• _Task objective_: Omit every picture and output the rest of the records exactly as they are.

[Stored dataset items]
==================================================

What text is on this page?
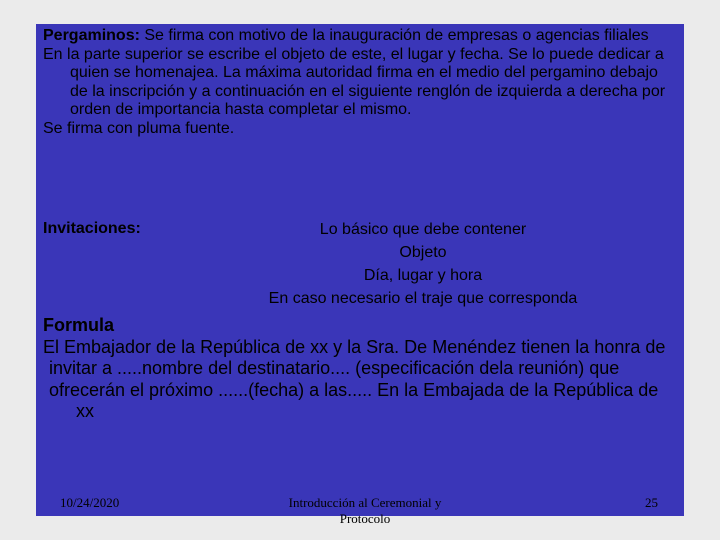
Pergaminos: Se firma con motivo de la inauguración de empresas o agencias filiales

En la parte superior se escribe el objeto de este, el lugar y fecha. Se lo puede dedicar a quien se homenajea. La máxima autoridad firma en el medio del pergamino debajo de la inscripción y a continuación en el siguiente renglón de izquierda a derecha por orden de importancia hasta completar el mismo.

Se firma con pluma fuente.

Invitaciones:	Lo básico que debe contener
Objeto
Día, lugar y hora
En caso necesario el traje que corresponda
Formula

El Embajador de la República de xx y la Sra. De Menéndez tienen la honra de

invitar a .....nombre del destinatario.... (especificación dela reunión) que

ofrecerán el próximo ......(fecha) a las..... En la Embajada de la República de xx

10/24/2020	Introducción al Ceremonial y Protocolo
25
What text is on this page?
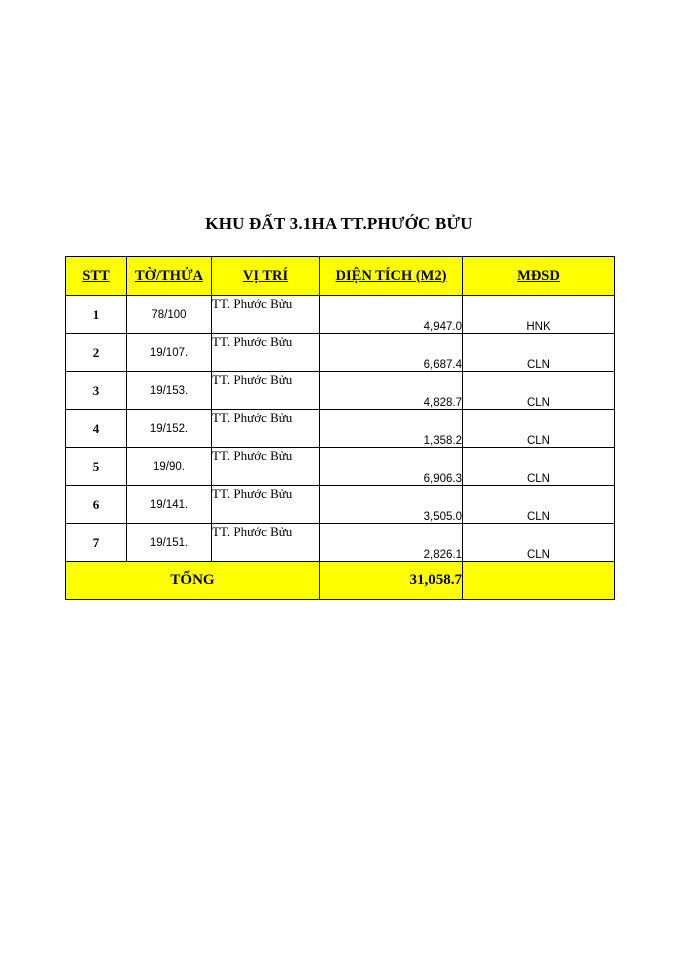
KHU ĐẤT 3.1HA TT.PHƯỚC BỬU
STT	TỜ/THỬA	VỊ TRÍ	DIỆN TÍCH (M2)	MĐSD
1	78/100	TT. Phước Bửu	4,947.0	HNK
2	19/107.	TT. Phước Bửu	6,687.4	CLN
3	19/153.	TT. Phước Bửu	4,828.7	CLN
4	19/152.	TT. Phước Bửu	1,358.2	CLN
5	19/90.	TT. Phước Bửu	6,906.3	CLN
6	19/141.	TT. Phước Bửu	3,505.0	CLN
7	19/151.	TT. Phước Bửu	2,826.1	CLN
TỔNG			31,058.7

==================================================

• _Expected output_:
What text is on this page?
Pergaminos: Se firma con motivo de la inauguración de empresas o agencias filiales

En la parte superior se escribe el objeto de este, el lugar y fecha. Se lo puede dedicar a quien se homenajea. La máxima autoridad firma en el medio del pergamino debajo de la inscripción y a continuación en el siguiente renglón de izquierda a derecha por orden de importancia hasta completar el mismo.

Se firma con pluma fuente.

Invitaciones:	Lo básico que debe contener
Objeto
Día, lugar y hora
En caso necesario el traje que corresponda
Formula

El Embajador de la República de xx y la Sra. De Menéndez tienen la honra de

invitar a .....nombre del destinatario.... (especificación dela reunión) que

ofrecerán el próximo ......(fecha) a las..... En la Embajada de la República de xx

10/24/2020	Introducción al Ceremonial y Protocolo
25
What text is on this page?
KHU ĐẤT 3.1HA TT.PHƯỚC BỬU
STT	TỜ/THỬA	VỊ TRÍ	DIỆN TÍCH (M2)	MĐSD
1	78/100	TT. Phước Bửu	4,947.0	HNK
2	19/107.	TT. Phước Bửu	6,687.4	CLN
3	19/153.	TT. Phước Bửu	4,828.7	CLN
4	19/152.	TT. Phước Bửu	1,358.2	CLN
5	19/90.	TT. Phước Bửu	6,906.3	CLN
6	19/141.	TT. Phước Bửu	3,505.0	CLN
7	19/151.	TT. Phước Bửu	2,826.1	CLN
TỔNG			31,058.7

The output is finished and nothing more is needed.